**INPUT ROWS**:

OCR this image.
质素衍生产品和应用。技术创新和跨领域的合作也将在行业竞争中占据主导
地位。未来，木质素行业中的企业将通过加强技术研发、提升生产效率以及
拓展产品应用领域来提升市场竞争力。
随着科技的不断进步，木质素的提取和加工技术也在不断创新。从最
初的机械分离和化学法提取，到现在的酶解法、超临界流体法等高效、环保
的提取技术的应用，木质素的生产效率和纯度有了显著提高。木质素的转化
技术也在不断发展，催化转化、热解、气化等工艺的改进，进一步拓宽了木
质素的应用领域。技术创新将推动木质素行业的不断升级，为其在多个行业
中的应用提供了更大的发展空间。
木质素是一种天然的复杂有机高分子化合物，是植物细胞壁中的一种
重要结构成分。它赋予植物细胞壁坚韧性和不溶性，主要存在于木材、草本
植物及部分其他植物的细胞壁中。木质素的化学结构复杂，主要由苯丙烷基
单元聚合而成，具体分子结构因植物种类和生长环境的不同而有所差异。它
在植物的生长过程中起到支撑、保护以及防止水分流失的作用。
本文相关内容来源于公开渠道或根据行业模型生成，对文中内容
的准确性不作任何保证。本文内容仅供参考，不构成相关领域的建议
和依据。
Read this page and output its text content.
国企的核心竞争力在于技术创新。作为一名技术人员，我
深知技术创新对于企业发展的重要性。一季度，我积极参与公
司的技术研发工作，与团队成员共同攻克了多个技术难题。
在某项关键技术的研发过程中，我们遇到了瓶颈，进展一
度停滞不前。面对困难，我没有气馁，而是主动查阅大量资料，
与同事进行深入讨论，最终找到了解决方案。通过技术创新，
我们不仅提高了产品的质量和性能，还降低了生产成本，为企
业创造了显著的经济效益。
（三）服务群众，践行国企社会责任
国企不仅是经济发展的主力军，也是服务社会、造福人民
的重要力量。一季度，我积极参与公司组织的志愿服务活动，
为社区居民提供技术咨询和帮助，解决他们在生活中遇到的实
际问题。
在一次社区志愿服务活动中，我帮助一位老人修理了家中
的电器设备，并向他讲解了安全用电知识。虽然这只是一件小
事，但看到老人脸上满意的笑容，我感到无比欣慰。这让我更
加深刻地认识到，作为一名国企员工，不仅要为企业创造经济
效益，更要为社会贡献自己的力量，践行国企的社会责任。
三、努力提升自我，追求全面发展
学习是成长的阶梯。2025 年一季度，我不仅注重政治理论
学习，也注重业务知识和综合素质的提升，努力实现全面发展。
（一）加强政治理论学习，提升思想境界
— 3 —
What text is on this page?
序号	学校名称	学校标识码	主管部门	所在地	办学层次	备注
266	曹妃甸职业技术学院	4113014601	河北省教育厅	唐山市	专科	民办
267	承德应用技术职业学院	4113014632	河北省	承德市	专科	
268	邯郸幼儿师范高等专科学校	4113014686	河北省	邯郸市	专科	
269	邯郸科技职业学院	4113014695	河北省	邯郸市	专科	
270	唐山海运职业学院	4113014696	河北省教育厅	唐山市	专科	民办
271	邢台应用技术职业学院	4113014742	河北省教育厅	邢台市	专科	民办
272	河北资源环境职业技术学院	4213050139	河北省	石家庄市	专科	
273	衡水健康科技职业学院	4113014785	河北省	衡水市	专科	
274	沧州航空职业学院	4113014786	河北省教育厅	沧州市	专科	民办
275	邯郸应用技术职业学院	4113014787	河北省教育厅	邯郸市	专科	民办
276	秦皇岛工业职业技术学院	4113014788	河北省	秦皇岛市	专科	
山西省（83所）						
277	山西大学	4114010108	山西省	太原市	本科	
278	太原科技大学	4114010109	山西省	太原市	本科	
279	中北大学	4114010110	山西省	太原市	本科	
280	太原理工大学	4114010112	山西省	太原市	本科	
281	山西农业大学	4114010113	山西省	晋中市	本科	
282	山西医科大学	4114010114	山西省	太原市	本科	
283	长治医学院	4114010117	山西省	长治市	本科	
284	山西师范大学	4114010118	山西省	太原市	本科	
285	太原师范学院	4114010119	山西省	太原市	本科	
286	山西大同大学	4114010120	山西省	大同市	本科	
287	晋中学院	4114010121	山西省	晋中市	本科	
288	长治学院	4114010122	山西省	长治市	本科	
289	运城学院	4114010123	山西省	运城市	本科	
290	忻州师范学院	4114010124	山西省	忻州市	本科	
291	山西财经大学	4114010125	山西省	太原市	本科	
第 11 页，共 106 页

**REQUIREMENT**:
Reproduce each line from the records that contains the word "this".

**EXPECTED OUTPUT**:
OCR this image.
Read this page and output its text content.
What text is on this page?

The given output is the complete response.